+++ Dataset extract +++

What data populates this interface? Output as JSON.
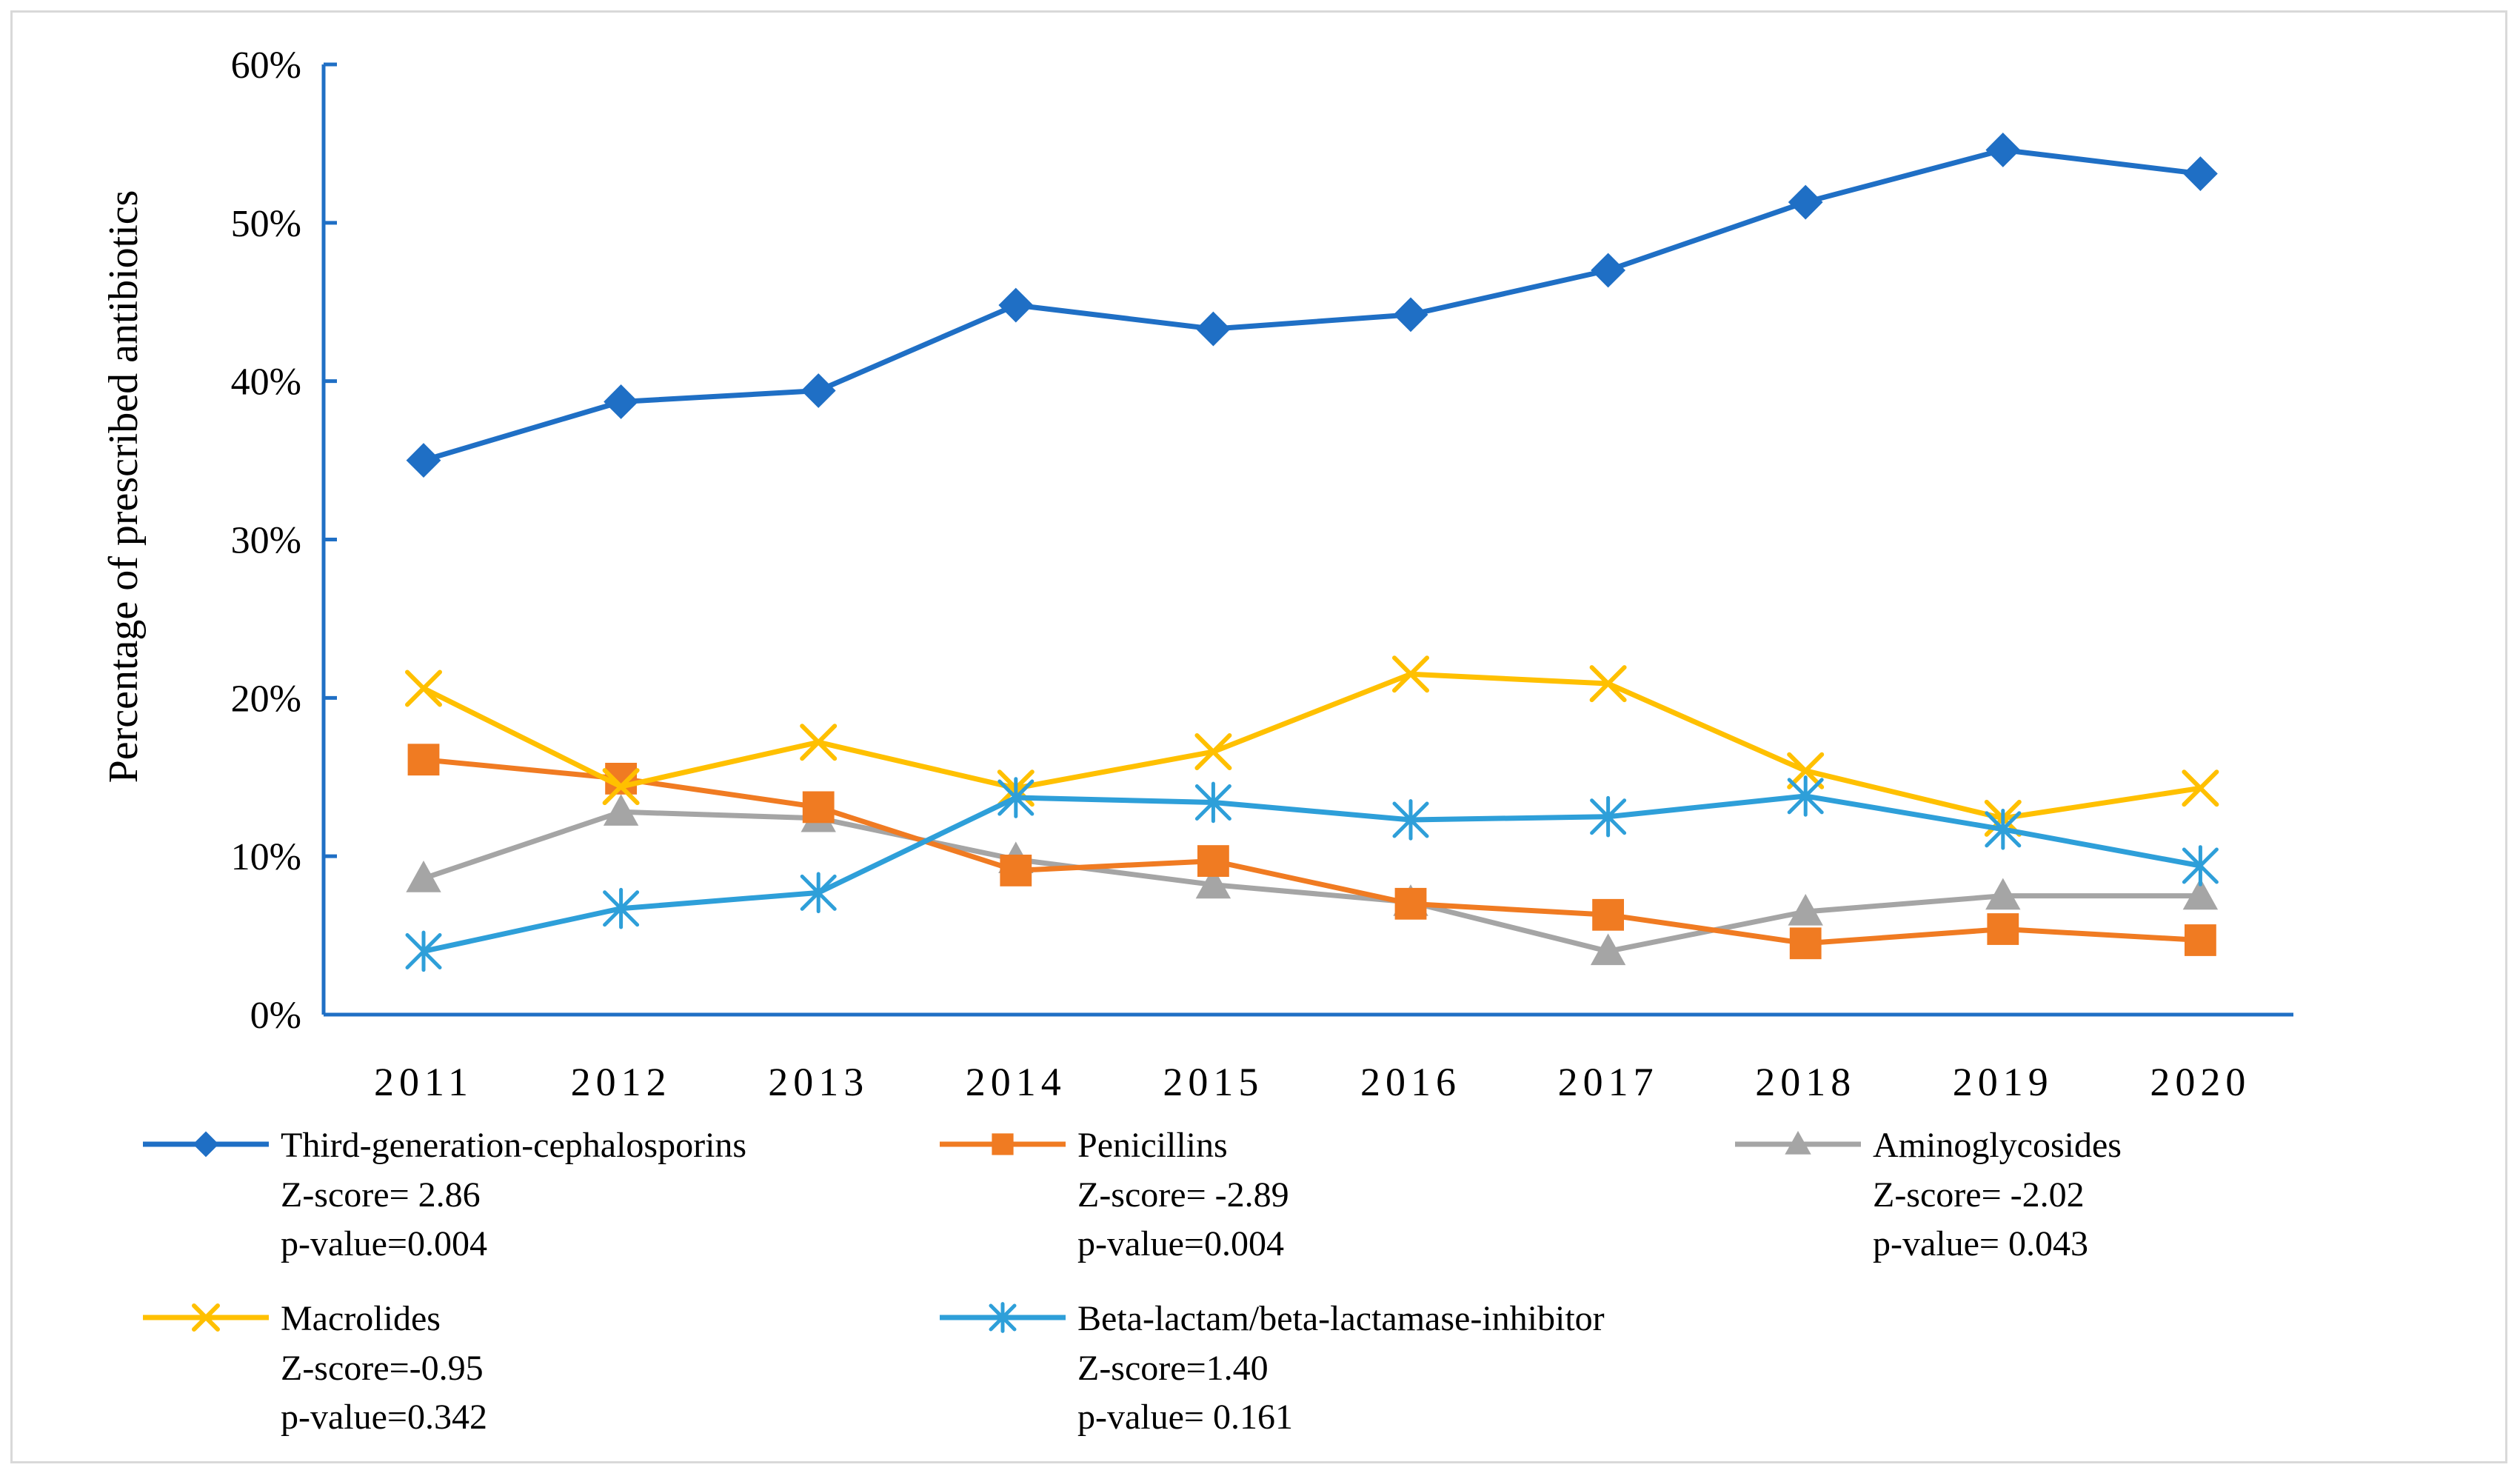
{
  "chart_data": {
    "type": "line",
    "title": "",
    "xlabel": "",
    "ylabel": "Percentage of prescribed antibiotics",
    "categories": [
      "2011",
      "2012",
      "2013",
      "2014",
      "2015",
      "2016",
      "2017",
      "2018",
      "2019",
      "2020"
    ],
    "ylim": [
      0,
      60
    ],
    "yticks": [
      "0%",
      "10%",
      "20%",
      "30%",
      "40%",
      "50%",
      "60%"
    ],
    "grid": false,
    "legend_position": "bottom",
    "series": [
      {
        "name": "Third-generation-cephalosporins",
        "color": "#1f6fc5",
        "marker": "diamond",
        "values": [
          35.0,
          38.7,
          39.4,
          44.8,
          43.3,
          44.2,
          47.0,
          51.3,
          54.6,
          53.1
        ],
        "z_score": "Z-score= 2.86",
        "p_value": "p-value=0.004"
      },
      {
        "name": "Penicillins",
        "color": "#f07b22",
        "marker": "square",
        "values": [
          16.1,
          14.9,
          13.1,
          9.1,
          9.7,
          7.0,
          6.3,
          4.5,
          5.4,
          4.7
        ],
        "z_score": " Z-score= -2.89",
        "p_value": "p-value=0.004"
      },
      {
        "name": "Aminoglycosides",
        "color": "#a5a5a5",
        "marker": "triangle",
        "values": [
          8.6,
          12.8,
          12.4,
          9.8,
          8.2,
          7.1,
          4.0,
          6.5,
          7.5,
          7.5
        ],
        "z_score": "Z-score= -2.02",
        "p_value": "p-value= 0.043"
      },
      {
        "name": "Macrolides",
        "color": "#ffc000",
        "marker": "x",
        "values": [
          20.6,
          14.4,
          17.2,
          14.3,
          16.6,
          21.5,
          20.9,
          15.4,
          12.4,
          14.3
        ],
        "z_score": "Z-score=-0.95",
        "p_value": "p-value=0.342"
      },
      {
        "name": "Beta-lactam/beta-lactamase-inhibitor",
        "color": "#2e9fd9",
        "marker": "asterisk",
        "values": [
          4.0,
          6.7,
          7.7,
          13.7,
          13.4,
          12.3,
          12.5,
          13.8,
          11.7,
          9.4
        ],
        "z_score": "Z-score=1.40",
        "p_value": "p-value=  0.161"
      }
    ]
  },
  "colors": {
    "axis": "#1f6fc5",
    "border": "#d9d9d9",
    "text": "#000000"
  }
}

+++

__Task directions__
Determine how many lines of the records above contain the word "marker", and report only that number.

__Response for this exercise__
5